#### TASK GOAL
From the listing below, pull out every line where the string "Particle" appears.

#### ENTRIES SHOWN
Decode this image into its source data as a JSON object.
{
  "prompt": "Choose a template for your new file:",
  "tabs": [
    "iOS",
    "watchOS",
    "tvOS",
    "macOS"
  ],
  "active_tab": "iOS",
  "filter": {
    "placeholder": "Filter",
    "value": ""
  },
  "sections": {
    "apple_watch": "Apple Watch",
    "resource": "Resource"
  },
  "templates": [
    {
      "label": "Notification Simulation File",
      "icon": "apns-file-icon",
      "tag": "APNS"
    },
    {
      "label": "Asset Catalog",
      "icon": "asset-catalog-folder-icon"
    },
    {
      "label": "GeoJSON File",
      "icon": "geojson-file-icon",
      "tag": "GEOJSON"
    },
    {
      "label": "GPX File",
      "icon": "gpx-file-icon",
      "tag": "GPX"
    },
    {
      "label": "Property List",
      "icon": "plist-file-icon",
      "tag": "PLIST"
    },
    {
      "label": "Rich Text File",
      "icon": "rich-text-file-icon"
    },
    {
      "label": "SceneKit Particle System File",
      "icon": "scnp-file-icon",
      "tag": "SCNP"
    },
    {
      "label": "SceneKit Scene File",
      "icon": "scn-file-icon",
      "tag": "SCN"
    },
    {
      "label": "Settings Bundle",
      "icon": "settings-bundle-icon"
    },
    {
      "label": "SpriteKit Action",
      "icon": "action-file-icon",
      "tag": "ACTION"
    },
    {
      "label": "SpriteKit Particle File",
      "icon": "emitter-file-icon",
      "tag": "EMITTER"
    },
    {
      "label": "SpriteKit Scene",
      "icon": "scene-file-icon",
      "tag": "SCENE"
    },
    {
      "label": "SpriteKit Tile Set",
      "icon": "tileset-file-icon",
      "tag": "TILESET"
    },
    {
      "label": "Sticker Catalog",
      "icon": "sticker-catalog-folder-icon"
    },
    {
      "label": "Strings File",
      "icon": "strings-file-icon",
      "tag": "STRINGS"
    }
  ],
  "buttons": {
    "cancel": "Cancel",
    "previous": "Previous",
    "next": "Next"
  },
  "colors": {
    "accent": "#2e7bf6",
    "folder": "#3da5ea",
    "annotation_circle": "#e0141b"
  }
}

#### EXERCISE RESULT
      "label": "SceneKit Particle System File",
      "label": "SpriteKit Particle File",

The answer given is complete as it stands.